(Records excerpted from a collection)

[Begin]

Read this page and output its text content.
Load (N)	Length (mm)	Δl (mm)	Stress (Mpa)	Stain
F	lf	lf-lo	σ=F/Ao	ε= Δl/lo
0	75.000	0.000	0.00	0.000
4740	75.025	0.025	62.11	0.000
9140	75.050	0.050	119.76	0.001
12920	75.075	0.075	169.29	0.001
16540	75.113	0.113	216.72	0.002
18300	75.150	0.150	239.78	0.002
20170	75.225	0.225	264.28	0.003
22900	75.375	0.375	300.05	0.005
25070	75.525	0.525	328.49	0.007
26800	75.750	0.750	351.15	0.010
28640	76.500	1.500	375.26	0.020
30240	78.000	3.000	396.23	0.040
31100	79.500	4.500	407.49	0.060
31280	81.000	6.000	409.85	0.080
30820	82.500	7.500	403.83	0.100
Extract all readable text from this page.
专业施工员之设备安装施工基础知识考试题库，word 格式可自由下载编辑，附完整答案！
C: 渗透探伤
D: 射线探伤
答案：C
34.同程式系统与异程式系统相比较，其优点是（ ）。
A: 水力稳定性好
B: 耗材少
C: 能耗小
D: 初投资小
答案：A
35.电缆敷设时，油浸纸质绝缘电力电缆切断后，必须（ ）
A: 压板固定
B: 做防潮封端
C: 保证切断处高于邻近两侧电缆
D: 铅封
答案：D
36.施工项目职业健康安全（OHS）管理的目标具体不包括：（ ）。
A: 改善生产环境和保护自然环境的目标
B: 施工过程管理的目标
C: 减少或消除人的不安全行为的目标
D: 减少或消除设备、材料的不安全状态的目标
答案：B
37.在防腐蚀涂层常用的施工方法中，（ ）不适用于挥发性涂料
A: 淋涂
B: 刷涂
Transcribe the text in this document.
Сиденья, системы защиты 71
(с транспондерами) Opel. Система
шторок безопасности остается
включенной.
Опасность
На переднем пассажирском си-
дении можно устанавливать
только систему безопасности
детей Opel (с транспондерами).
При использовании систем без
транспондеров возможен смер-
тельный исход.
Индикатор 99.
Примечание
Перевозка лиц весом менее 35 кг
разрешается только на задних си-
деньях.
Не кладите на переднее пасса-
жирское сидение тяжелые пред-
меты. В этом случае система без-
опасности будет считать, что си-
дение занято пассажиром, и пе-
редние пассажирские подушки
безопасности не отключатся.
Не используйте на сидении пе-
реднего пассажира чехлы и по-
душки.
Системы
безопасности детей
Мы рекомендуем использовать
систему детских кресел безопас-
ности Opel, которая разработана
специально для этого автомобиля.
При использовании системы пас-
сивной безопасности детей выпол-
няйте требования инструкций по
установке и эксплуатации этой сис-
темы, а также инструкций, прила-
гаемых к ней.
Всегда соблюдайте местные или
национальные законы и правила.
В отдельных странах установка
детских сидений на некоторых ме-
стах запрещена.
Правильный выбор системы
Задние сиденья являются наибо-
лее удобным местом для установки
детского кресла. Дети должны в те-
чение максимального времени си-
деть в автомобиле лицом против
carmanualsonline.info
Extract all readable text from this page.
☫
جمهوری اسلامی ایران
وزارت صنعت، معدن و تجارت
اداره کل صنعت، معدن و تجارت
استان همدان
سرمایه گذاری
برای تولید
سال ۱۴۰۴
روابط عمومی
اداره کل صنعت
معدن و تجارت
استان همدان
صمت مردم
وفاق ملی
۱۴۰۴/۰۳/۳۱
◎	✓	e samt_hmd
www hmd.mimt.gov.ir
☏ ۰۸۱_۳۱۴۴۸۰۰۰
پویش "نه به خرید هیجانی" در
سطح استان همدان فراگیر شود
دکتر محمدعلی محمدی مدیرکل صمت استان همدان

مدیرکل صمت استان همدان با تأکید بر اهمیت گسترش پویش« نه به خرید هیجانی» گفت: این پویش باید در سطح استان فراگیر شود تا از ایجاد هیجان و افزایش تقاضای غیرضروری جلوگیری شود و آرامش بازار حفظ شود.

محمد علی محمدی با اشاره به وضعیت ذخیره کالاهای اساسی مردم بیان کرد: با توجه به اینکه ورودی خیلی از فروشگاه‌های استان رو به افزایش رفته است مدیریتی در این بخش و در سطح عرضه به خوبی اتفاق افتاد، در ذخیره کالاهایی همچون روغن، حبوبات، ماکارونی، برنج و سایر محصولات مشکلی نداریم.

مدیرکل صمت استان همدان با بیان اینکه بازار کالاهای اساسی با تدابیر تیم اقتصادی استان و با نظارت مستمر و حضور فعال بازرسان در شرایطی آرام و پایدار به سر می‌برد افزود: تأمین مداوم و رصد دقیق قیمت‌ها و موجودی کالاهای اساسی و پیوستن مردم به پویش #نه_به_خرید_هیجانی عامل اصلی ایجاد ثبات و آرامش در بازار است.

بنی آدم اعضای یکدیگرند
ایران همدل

[End]

* **Short exercise**: Write out the material exactly as given.

* **Task output**:
Read this page and output its text content.
Load (N)	Length (mm)	Δl (mm)	Stress (Mpa)	Stain
F	lf	lf-lo	σ=F/Ao	ε= Δl/lo
0	75.000	0.000	0.00	0.000
4740	75.025	0.025	62.11	0.000
9140	75.050	0.050	119.76	0.001
12920	75.075	0.075	169.29	0.001
16540	75.113	0.113	216.72	0.002
18300	75.150	0.150	239.78	0.002
20170	75.225	0.225	264.28	0.003
22900	75.375	0.375	300.05	0.005
25070	75.525	0.525	328.49	0.007
26800	75.750	0.750	351.15	0.010
28640	76.500	1.500	375.26	0.020
30240	78.000	3.000	396.23	0.040
31100	79.500	4.500	407.49	0.060
31280	81.000	6.000	409.85	0.080
30820	82.500	7.500	403.83	0.100
Extract all readable text from this page.
专业施工员之设备安装施工基础知识考试题库，word 格式可自由下载编辑，附完整答案！
C: 渗透探伤
D: 射线探伤
答案：C
34.同程式系统与异程式系统相比较，其优点是（ ）。
A: 水力稳定性好
B: 耗材少
C: 能耗小
D: 初投资小
答案：A
35.电缆敷设时，油浸纸质绝缘电力电缆切断后，必须（ ）
A: 压板固定
B: 做防潮封端
C: 保证切断处高于邻近两侧电缆
D: 铅封
答案：D
36.施工项目职业健康安全（OHS）管理的目标具体不包括：（ ）。
A: 改善生产环境和保护自然环境的目标
B: 施工过程管理的目标
C: 减少或消除人的不安全行为的目标
D: 减少或消除设备、材料的不安全状态的目标
答案：B
37.在防腐蚀涂层常用的施工方法中，（ ）不适用于挥发性涂料
A: 淋涂
B: 刷涂
Transcribe the text in this document.
Сиденья, системы защиты 71
(с транспондерами) Opel. Система
шторок безопасности остается
включенной.
Опасность
На переднем пассажирском си-
дении можно устанавливать
только систему безопасности
детей Opel (с транспондерами).
При использовании систем без
транспондеров возможен смер-
тельный исход.
Индикатор 99.
Примечание
Перевозка лиц весом менее 35 кг
разрешается только на задних си-
деньях.
Не кладите на переднее пасса-
жирское сидение тяжелые пред-
меты. В этом случае система без-
опасности будет считать, что си-
дение занято пассажиром, и пе-
редние пассажирские подушки
безопасности не отключатся.
Не используйте на сидении пе-
реднего пассажира чехлы и по-
душки.
Системы
безопасности детей
Мы рекомендуем использовать
систему детских кресел безопас-
ности Opel, которая разработана
специально для этого автомобиля.
При использовании системы пас-
сивной безопасности детей выпол-
няйте требования инструкций по
установке и эксплуатации этой сис-
темы, а также инструкций, прила-
гаемых к ней.
Всегда соблюдайте местные или
национальные законы и правила.
В отдельных странах установка
детских сидений на некоторых ме-
стах запрещена.
Правильный выбор системы
Задние сиденья являются наибо-
лее удобным местом для установки
детского кресла. Дети должны в те-
чение максимального времени си-
деть в автомобиле лицом против
carmanualsonline.info
Extract all readable text from this page.
☫
جمهوری اسلامی ایران
وزارت صنعت، معدن و تجارت
اداره کل صنعت، معدن و تجارت
استان همدان
سرمایه گذاری
برای تولید
سال ۱۴۰۴
روابط عمومی
اداره کل صنعت
معدن و تجارت
استان همدان
صمت مردم
وفاق ملی
۱۴۰۴/۰۳/۳۱
◎	✓	e samt_hmd
www hmd.mimt.gov.ir
☏ ۰۸۱_۳۱۴۴۸۰۰۰
پویش "نه به خرید هیجانی" در
سطح استان همدان فراگیر شود
دکتر محمدعلی محمدی مدیرکل صمت استان همدان

مدیرکل صمت استان همدان با تأکید بر اهمیت گسترش پویش« نه به خرید هیجانی» گفت: این پویش باید در سطح استان فراگیر شود تا از ایجاد هیجان و افزایش تقاضای غیرضروری جلوگیری شود و آرامش بازار حفظ شود.

محمد علی محمدی با اشاره به وضعیت ذخیره کالاهای اساسی مردم بیان کرد: با توجه به اینکه ورودی خیلی از فروشگاه‌های استان رو به افزایش رفته است مدیریتی در این بخش و در سطح عرضه به خوبی اتفاق افتاد، در ذخیره کالاهایی همچون روغن، حبوبات، ماکارونی، برنج و سایر محصولات مشکلی نداریم.

مدیرکل صمت استان همدان با بیان اینکه بازار کالاهای اساسی با تدابیر تیم اقتصادی استان و با نظارت مستمر و حضور فعال بازرسان در شرایطی آرام و پایدار به سر می‌برد افزود: تأمین مداوم و رصد دقیق قیمت‌ها و موجودی کالاهای اساسی و پیوستن مردم به پویش #نه_به_خرید_هیجانی عامل اصلی ایجاد ثبات و آرامش در بازار است.

بنی آدم اعضای یکدیگرند
ایران همدل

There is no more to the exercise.